■ **Data entries**:
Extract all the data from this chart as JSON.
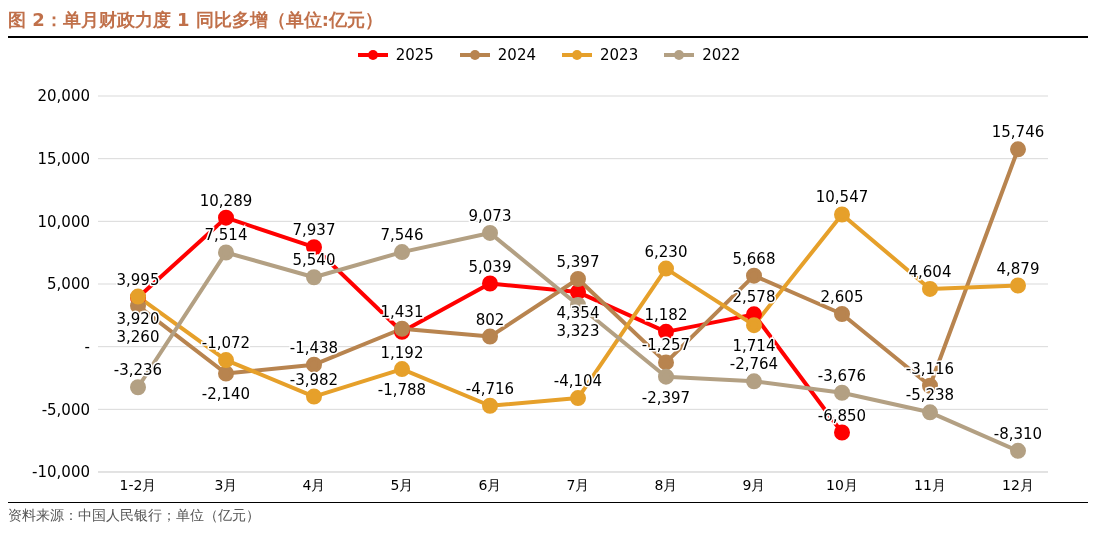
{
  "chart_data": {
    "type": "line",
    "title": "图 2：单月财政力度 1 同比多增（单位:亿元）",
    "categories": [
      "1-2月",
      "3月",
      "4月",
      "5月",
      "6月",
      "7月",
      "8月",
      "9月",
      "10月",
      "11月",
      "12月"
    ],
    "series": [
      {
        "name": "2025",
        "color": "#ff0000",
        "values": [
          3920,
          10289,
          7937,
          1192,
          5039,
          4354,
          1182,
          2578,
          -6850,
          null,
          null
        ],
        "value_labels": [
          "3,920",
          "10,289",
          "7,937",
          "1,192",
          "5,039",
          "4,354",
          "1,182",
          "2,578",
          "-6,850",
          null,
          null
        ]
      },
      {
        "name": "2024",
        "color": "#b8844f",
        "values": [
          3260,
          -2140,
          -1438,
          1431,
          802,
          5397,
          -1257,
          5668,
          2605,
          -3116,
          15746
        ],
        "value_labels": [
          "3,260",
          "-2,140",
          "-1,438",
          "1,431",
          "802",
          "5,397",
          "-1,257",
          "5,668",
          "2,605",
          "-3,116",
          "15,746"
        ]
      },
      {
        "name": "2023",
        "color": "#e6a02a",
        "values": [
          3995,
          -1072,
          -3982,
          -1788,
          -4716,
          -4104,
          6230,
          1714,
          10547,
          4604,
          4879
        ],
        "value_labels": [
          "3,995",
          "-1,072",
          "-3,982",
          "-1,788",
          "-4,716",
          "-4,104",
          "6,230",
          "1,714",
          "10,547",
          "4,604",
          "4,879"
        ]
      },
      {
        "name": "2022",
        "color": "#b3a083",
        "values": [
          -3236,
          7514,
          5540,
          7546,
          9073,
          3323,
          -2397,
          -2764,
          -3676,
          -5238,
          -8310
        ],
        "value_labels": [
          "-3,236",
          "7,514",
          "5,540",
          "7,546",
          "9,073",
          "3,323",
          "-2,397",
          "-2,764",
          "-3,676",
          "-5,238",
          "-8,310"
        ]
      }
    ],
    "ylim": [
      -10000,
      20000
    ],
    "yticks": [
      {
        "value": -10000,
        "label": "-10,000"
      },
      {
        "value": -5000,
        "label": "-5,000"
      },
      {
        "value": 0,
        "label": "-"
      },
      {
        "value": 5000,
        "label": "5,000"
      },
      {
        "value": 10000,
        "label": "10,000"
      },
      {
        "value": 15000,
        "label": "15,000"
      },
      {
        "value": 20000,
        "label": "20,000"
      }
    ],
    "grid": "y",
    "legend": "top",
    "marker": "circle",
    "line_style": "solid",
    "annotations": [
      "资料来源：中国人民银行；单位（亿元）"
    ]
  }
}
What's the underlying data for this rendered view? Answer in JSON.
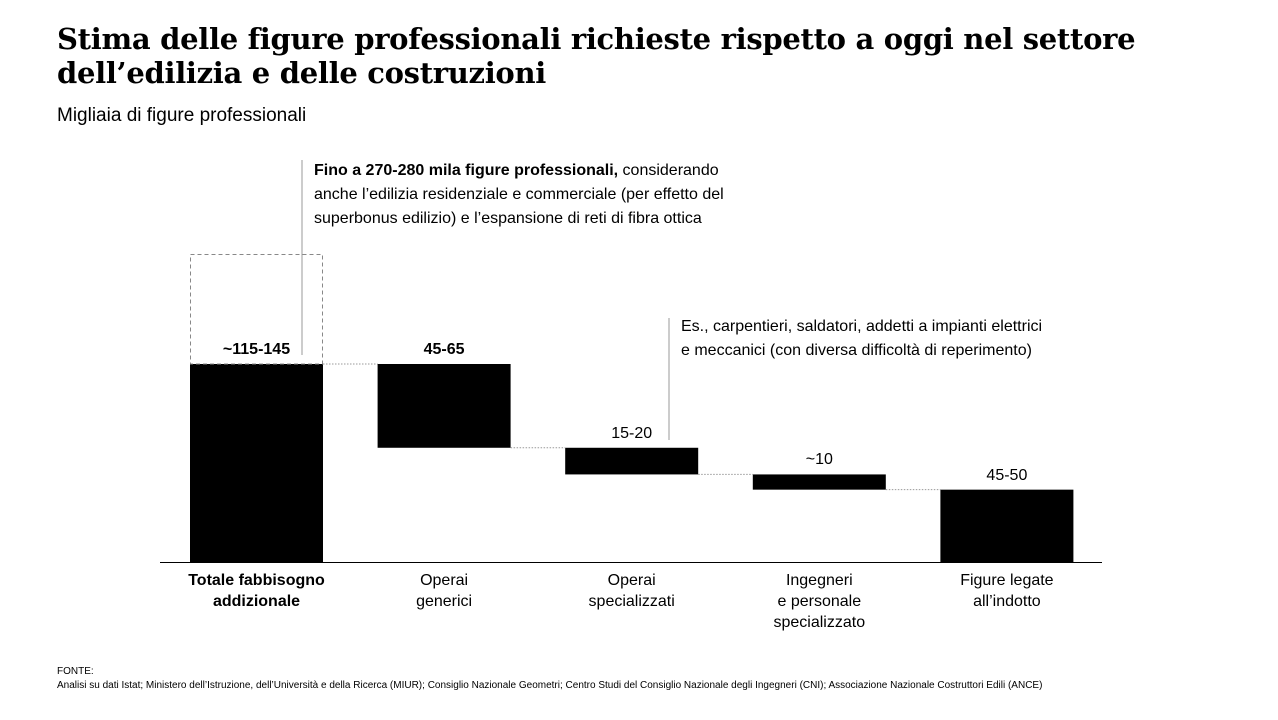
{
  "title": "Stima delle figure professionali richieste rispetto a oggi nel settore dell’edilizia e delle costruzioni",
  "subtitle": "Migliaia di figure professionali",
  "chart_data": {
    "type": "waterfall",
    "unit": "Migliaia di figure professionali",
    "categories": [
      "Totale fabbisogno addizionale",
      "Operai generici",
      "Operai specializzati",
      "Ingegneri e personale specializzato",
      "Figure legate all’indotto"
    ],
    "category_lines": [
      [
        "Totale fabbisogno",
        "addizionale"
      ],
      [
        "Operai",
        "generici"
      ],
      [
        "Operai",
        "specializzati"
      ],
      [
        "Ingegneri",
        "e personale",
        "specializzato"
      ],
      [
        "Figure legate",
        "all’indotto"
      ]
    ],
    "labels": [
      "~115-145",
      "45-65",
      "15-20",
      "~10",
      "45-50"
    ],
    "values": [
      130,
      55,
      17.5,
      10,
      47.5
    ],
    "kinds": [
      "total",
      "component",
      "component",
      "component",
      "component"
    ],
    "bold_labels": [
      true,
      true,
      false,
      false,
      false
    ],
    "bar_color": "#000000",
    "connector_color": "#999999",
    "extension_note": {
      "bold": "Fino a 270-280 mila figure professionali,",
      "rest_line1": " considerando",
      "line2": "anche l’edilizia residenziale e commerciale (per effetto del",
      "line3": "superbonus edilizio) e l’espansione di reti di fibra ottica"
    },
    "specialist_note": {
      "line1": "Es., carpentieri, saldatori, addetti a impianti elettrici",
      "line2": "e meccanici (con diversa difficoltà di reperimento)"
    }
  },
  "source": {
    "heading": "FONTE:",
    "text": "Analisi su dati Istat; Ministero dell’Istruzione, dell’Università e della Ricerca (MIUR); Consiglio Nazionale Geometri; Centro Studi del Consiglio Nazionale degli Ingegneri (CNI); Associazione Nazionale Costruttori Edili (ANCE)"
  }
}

■ **What you have to do**: Say how many lines above contain the string "dell". Answer with the number only.

■ **Expected answer**: 2